# Instructions to follow:
Continue the write-up on the PyTorch CNN image classification project, starting after its last sentence.

# Given text:

* * * * * * * * *

# 1. Installing Required Libraries
Installing the required Python libraries: numpy (numerical computations), pillow (image handling), torch (PyTorch library), and torchvision (tools for handling vision datasets and models).

In [25]:
! python -m pip install numpy pillow torch torchvision





# Overview
"In this project, I implemented an image classification pipeline using Convolutional Neural Networks (CNNs) in PyTorch. The goal was to classify images into predefined categories, leveraging the power of deep learning to work with unstructured image data."

# Key Highlights
Deep Learning Expertise:

I designed and trained a CNN from scratch, incorporating multiple convolutional layers, max-pooling, and fully connected layers.
The model achieved strong performance metrics such as accuracy on the test dataset.
Data Preprocessing:

I used PyTorch’s torchvision.transforms for image augmentation (e.g., resizing, normalization) to improve generalization and robustness.
Model Training:

I optimized the model using techniques like stochastic gradient descent (SGD) with learning rate scheduling and momentum.
I monitored the training process using training loss and validation accuracy to prevent overfitting.
Transfer Learning (Optional if Implemented):

I utilized pre-trained models (like ResNet or VGG) for transfer learning to accelerate training and achieve higher accuracy.

* * * * * * * * *

# Excerpted records:
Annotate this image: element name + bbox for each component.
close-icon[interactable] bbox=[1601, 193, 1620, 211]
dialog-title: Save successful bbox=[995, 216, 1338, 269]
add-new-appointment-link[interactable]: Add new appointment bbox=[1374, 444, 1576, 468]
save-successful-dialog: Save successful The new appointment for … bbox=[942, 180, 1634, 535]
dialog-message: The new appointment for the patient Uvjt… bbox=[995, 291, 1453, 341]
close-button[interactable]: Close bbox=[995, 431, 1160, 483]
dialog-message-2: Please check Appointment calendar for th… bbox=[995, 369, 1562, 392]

* * * * * * * * *

# Output of the task:
Model Evaluation:

I evaluated the model's performance using accuracy, confusion matrices, and other metrics.
Additionally, I implemented visualization techniques like Grad-CAM to interpret which regions of an image influenced the model’s predictions, providing explainability.
Deployment:

The trained model was saved using torch.save() and tested on new images for real-world applicability.


# 2. Importing Libraries
Imports the libraries necessary for neural network creation, data preprocessing, optimization, and visualization.

In [26]:
import numpy as np
from PIL import Image

import torch
import torch.nn as nn
import torch.nn.functional as F
import torch.optim as optim
import torchvision
import torchvision.transforms as transforms

# 3. Data Preprocessing
Converts images to tensors and normalizes them to have a mean of 0.5 and a standard deviation of 0.5 for each channel.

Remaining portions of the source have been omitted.